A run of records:
# # # # # # #

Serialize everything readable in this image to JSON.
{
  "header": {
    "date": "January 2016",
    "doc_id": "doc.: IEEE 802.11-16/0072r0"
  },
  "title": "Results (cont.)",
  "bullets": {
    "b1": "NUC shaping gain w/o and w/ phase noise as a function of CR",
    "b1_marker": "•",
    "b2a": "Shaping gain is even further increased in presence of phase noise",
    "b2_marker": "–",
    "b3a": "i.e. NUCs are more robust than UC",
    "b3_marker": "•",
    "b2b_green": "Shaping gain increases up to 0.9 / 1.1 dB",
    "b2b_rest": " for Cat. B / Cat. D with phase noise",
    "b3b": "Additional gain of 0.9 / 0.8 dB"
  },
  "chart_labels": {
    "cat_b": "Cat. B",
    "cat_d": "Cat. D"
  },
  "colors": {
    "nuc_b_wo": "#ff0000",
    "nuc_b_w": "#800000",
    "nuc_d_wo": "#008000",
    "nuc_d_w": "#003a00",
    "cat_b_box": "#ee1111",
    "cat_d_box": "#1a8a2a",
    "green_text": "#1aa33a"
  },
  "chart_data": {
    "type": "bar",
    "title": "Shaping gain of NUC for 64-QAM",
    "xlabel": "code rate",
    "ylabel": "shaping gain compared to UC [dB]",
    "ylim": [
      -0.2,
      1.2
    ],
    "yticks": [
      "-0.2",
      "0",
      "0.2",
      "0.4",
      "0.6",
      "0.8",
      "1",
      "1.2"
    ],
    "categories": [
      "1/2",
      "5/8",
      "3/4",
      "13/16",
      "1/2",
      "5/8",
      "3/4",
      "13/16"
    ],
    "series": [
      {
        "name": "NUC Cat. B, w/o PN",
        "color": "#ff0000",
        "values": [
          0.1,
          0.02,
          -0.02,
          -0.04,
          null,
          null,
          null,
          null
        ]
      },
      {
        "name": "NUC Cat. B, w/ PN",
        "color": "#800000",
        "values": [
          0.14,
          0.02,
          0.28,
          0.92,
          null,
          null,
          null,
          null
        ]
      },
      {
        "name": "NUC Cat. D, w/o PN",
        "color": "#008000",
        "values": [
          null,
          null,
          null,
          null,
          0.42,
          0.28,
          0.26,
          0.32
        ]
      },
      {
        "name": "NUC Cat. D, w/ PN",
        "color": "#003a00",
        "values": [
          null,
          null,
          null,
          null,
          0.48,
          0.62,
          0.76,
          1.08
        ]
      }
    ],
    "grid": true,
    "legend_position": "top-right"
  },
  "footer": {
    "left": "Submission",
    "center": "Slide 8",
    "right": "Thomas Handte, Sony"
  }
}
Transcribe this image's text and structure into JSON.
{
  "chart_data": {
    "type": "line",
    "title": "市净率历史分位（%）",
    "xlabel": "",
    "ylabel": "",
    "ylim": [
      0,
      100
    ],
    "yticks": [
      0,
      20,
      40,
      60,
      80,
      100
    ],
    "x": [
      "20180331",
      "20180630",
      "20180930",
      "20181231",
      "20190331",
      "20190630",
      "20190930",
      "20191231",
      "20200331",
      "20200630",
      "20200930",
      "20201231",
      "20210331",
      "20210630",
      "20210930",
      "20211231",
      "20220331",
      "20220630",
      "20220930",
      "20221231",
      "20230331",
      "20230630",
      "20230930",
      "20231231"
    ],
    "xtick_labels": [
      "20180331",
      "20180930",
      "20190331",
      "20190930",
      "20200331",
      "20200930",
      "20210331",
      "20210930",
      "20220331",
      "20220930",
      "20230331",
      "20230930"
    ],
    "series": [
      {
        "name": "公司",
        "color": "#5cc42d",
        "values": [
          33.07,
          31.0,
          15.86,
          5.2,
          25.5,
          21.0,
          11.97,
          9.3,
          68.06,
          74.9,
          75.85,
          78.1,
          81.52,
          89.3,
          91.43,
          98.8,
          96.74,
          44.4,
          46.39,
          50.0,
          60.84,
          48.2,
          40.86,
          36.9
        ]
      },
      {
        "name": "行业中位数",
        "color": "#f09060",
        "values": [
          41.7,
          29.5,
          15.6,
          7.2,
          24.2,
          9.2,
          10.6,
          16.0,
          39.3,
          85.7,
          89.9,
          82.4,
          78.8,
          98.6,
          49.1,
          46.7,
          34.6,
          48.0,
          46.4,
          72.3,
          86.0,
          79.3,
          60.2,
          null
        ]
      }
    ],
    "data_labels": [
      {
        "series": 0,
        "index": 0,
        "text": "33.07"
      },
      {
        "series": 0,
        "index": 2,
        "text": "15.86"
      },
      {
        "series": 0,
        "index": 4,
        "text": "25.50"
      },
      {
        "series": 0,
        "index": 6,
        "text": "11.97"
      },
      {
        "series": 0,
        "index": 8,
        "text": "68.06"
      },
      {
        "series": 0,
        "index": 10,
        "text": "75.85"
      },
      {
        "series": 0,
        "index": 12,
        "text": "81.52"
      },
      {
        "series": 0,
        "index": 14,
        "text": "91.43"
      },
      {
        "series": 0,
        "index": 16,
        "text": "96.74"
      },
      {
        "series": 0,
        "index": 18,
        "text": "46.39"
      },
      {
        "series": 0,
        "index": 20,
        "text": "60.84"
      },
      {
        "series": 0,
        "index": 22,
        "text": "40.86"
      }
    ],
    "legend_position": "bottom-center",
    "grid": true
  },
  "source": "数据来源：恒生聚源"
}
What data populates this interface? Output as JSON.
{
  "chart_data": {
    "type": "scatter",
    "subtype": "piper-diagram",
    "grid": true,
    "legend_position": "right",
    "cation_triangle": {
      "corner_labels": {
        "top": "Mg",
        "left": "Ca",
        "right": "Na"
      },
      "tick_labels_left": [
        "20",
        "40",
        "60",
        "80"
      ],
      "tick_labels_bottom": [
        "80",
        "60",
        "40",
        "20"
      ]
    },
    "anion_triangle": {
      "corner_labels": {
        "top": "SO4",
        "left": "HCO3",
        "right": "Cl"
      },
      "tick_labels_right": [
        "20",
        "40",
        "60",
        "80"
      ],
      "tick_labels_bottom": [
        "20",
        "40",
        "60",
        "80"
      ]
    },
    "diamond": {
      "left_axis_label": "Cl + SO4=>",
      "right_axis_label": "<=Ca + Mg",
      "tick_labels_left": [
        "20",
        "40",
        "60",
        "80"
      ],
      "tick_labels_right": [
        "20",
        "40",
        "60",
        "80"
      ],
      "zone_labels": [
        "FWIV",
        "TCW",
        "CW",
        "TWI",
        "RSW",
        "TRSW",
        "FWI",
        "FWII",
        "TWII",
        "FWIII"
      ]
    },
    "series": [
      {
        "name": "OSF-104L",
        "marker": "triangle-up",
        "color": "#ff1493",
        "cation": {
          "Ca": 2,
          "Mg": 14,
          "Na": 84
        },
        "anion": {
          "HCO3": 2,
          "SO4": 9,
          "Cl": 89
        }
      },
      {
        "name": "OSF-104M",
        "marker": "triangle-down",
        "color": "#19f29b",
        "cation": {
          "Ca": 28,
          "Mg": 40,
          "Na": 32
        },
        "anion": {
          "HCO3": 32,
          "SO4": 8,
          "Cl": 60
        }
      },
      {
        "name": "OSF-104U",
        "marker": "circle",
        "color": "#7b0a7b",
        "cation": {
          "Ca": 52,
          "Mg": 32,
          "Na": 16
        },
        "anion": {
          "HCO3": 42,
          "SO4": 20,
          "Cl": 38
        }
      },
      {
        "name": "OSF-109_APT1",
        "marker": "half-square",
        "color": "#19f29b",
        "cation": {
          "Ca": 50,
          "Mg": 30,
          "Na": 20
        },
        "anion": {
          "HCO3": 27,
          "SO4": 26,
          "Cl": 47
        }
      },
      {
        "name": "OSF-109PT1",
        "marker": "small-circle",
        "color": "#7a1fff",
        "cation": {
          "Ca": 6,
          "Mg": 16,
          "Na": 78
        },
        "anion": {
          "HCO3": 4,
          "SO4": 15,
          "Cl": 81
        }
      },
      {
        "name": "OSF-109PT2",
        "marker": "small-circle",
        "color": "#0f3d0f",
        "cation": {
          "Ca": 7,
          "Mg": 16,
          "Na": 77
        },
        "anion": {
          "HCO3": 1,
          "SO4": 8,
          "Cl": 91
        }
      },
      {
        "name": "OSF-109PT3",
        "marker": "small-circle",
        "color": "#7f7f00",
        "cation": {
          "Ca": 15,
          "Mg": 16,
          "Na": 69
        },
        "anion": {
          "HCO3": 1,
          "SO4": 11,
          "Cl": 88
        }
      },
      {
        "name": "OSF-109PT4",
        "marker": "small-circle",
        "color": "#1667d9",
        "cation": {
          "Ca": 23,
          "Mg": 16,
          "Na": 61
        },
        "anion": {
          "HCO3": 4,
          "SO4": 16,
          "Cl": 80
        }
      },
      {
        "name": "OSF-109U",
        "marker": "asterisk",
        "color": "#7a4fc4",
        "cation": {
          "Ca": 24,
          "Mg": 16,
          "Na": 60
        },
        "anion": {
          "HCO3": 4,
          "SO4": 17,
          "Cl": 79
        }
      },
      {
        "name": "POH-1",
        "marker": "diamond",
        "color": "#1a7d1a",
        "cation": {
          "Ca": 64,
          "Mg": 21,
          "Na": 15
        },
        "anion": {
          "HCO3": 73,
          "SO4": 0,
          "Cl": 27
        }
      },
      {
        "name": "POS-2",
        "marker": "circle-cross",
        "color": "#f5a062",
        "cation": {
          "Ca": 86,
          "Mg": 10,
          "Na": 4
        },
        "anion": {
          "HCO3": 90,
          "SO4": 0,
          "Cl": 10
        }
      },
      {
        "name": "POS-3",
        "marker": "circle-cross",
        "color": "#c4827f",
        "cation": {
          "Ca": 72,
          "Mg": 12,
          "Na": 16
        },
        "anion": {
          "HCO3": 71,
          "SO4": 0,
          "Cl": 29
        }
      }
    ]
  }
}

# # # # # # #

DIRECTION :: Only lines holding the string "JSON" are wanted; gather each one from the entries above.

WORKED SOLUTION ::
Serialize everything readable in this image to JSON.
Transcribe this image's text and structure into JSON.
What data populates this interface? Output as JSON.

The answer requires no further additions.